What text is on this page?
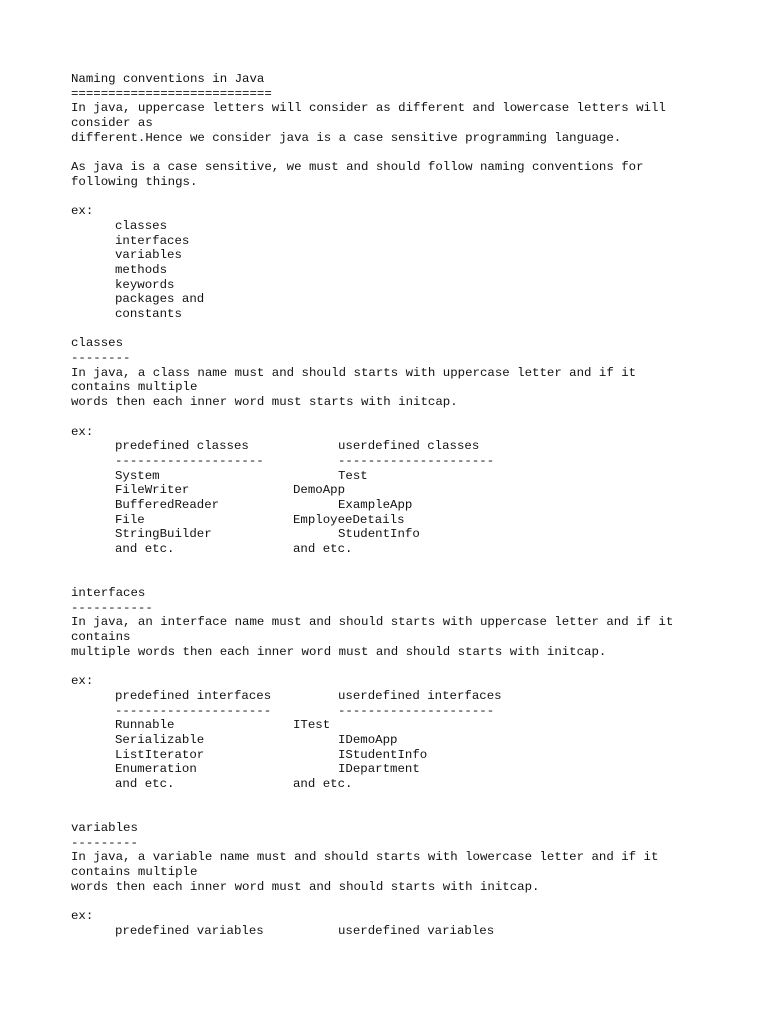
Naming conventions in Java
===========================
In java, uppercase letters will consider as different and lowercase letters will
consider as
different.Hence we consider java is a case sensitive programming language.
As java is a case sensitive, we must and should follow naming conventions for
following things.
ex:
classes
interfaces
variables
methods
keywords
packages and
constants
classes
--------
In java, a class name must and should starts with uppercase letter and if it
contains multiple
words then each inner word must starts with initcap.
ex:
predefined classes	userdefined classes
--------------------	---------------------
System	Test
FileWriter	DemoApp
BufferedReader	ExampleApp
File	EmployeeDetails
StringBuilder	StudentInfo
and etc.	and etc.
interfaces
-----------
In java, an interface name must and should starts with uppercase letter and if it
contains
multiple words then each inner word must and should starts with initcap.
ex:
predefined interfaces	userdefined interfaces
---------------------	---------------------
Runnable	ITest
Serializable	IDemoApp
ListIterator	IStudentInfo
Enumeration	IDepartment
and etc.	and etc.
variables
---------
In java, a variable name must and should starts with lowercase letter and if it
contains multiple
words then each inner word must and should starts with initcap.
ex:
predefined variables	userdefined variables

● TASK INSTRUCTIONS: Look through the entries above and list every line containing "lowercase".

● RIGHT ANSWER:
In java, uppercase letters will consider as different and lowercase letters will
In java, a variable name must and should starts with lowercase letter and if it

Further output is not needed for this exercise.